── Records for this task
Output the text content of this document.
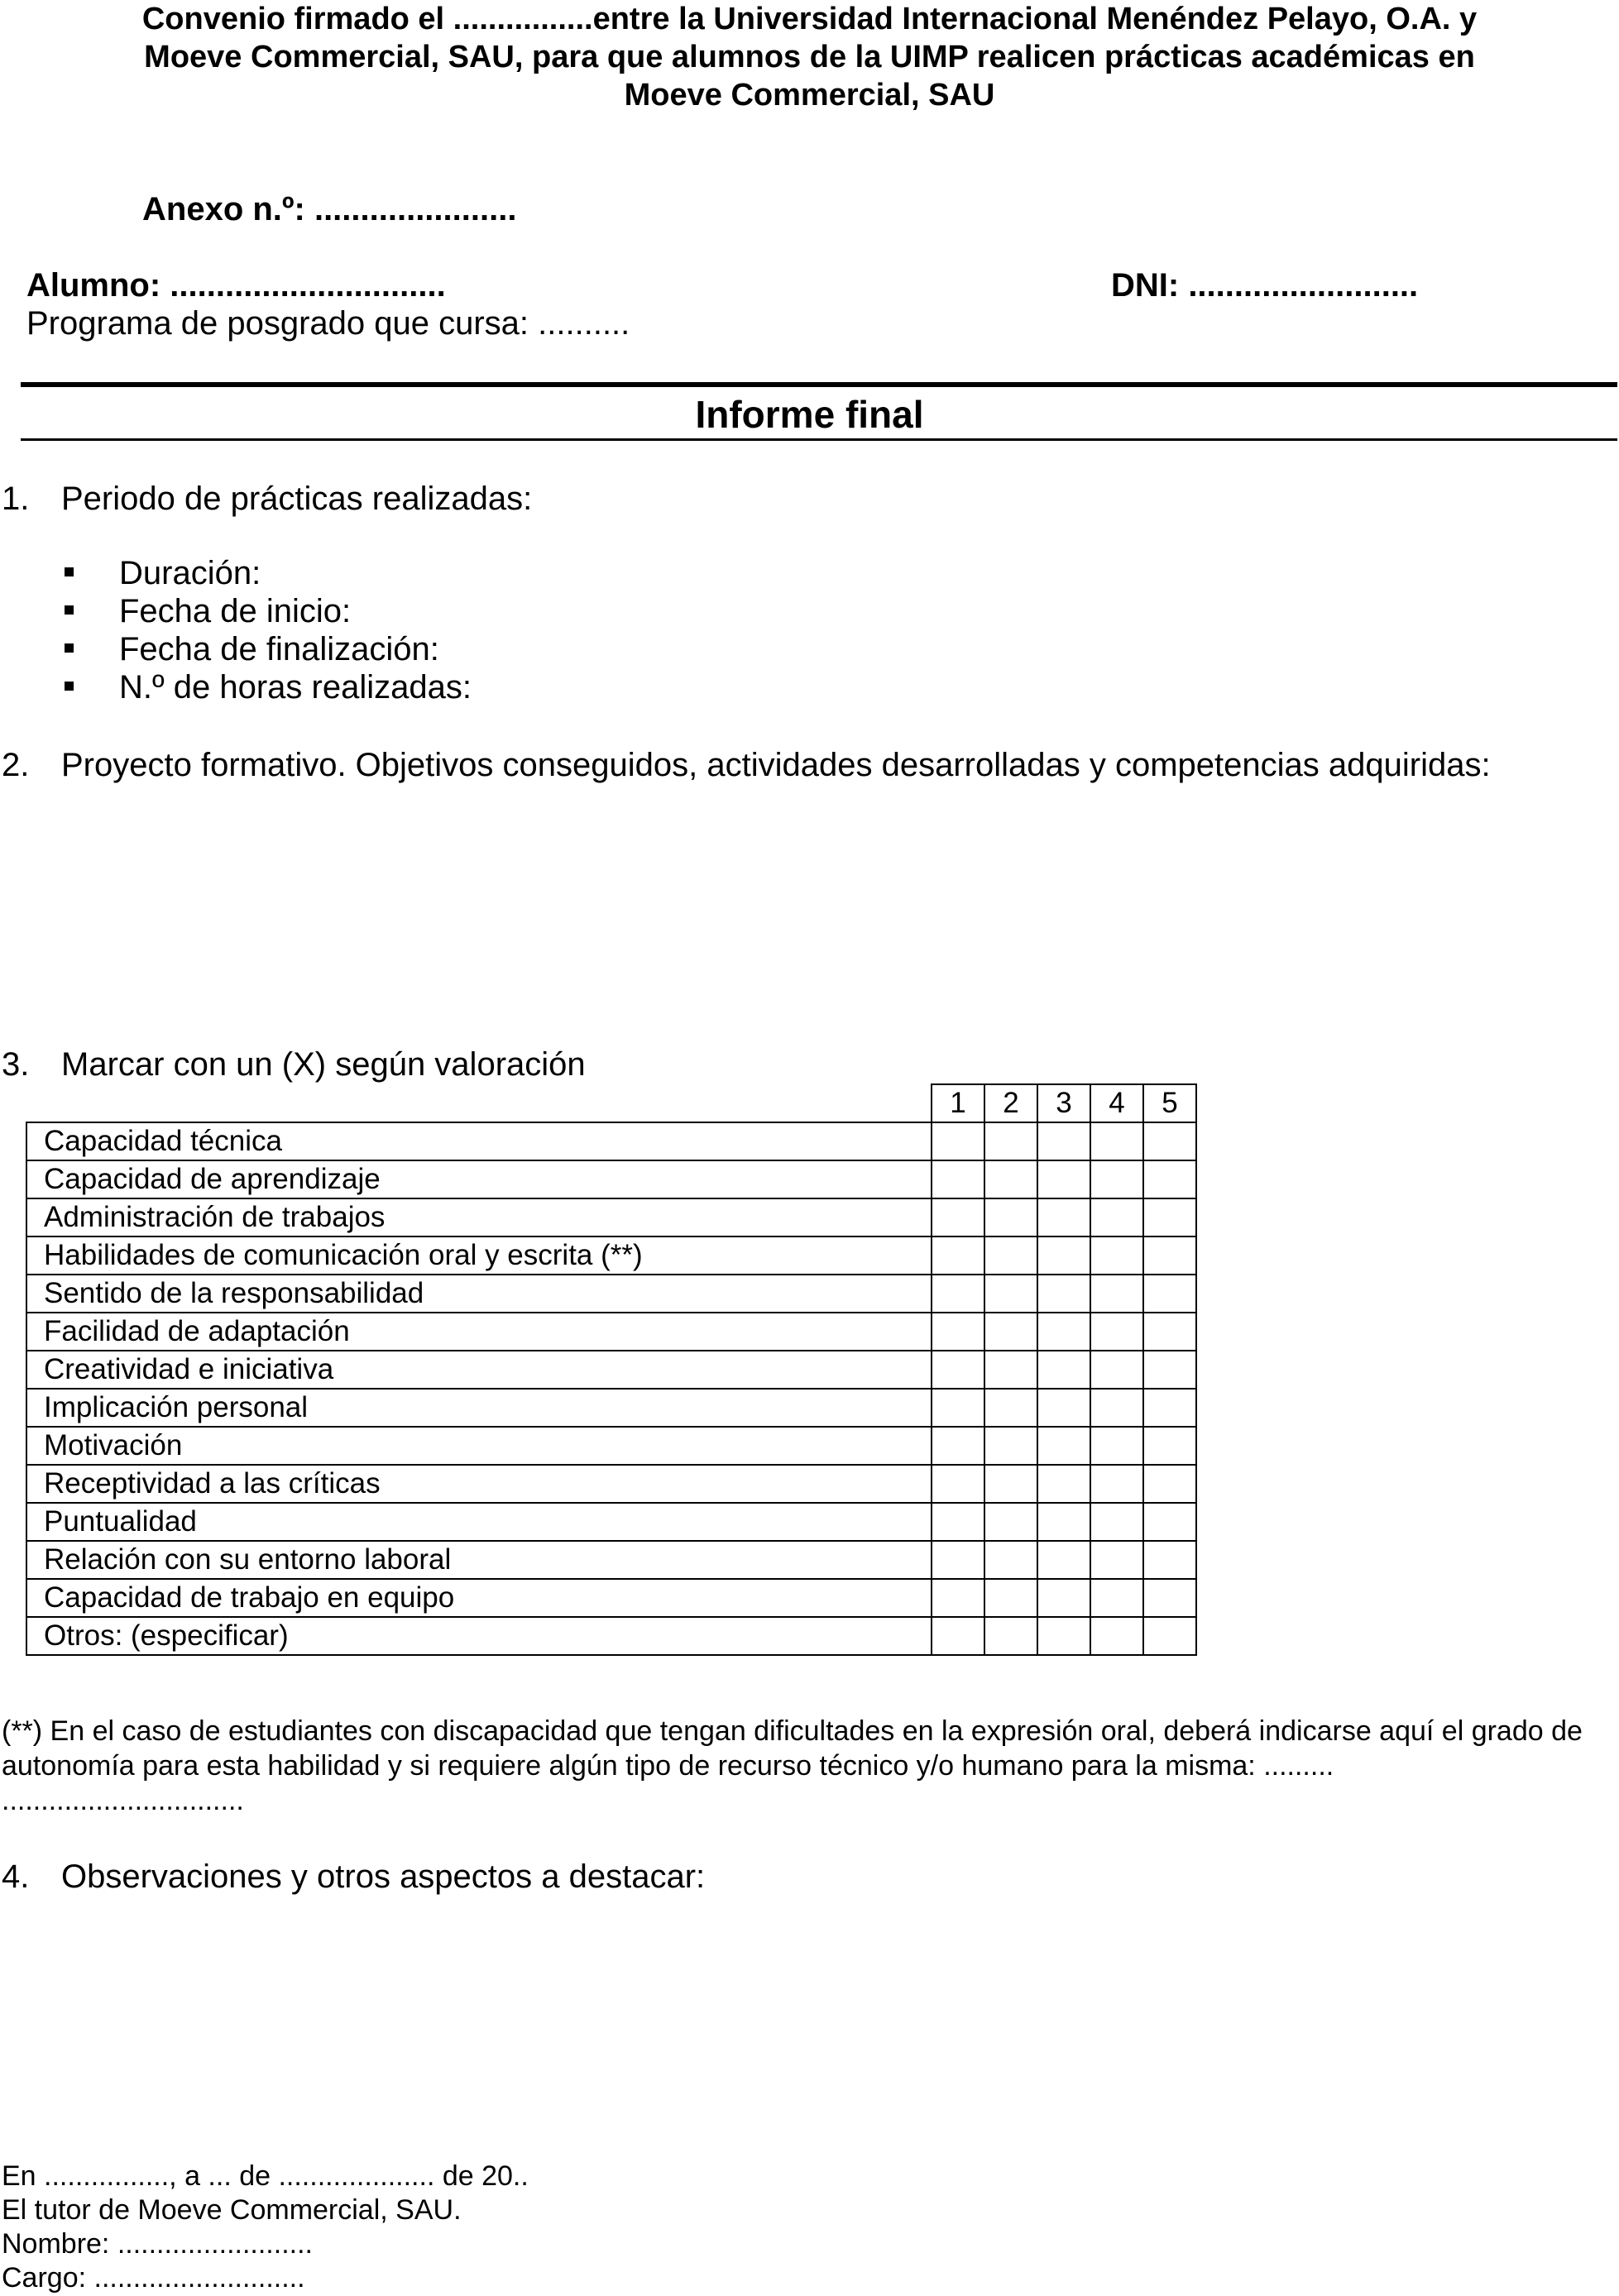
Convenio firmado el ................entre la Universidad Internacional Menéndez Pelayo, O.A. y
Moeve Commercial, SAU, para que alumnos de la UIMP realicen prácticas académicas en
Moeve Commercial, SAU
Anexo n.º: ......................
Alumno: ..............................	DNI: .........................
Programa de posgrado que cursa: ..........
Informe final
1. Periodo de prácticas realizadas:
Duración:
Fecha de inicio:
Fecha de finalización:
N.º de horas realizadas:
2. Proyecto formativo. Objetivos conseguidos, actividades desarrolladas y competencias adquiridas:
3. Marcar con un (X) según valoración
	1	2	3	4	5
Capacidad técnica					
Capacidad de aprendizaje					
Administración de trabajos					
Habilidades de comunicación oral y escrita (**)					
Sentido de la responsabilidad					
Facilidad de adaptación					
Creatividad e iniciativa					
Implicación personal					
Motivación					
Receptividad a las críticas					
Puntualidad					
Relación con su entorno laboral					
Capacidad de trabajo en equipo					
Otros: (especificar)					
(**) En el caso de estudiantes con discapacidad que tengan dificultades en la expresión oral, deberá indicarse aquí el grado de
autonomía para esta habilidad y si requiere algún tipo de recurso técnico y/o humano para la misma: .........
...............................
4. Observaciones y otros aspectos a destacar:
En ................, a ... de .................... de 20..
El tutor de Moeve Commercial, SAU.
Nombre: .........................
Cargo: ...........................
────
(Task): Reproduce every line precisely as given, omitting all pictures.

(Task answer):
Output the text content of this document.
Convenio firmado el ................entre la Universidad Internacional Menéndez Pelayo, O.A. y
Moeve Commercial, SAU, para que alumnos de la UIMP realicen prácticas académicas en
Moeve Commercial, SAU
Anexo n.º: ......................
Alumno: ..............................	DNI: .........................
Programa de posgrado que cursa: ..........
Informe final
1. Periodo de prácticas realizadas:
Duración:
Fecha de inicio:
Fecha de finalización:
N.º de horas realizadas:
2. Proyecto formativo. Objetivos conseguidos, actividades desarrolladas y competencias adquiridas:
3. Marcar con un (X) según valoración
	1	2	3	4	5
Capacidad técnica					
Capacidad de aprendizaje					
Administración de trabajos					
Habilidades de comunicación oral y escrita (**)					
Sentido de la responsabilidad					
Facilidad de adaptación					
Creatividad e iniciativa					
Implicación personal					
Motivación					
Receptividad a las críticas					
Puntualidad					
Relación con su entorno laboral					
Capacidad de trabajo en equipo					
Otros: (especificar)					
(**) En el caso de estudiantes con discapacidad que tengan dificultades en la expresión oral, deberá indicarse aquí el grado de
autonomía para esta habilidad y si requiere algún tipo de recurso técnico y/o humano para la misma: .........
...............................
4. Observaciones y otros aspectos a destacar:
En ................, a ... de .................... de 20..
El tutor de Moeve Commercial, SAU.
Nombre: .........................
Cargo: ...........................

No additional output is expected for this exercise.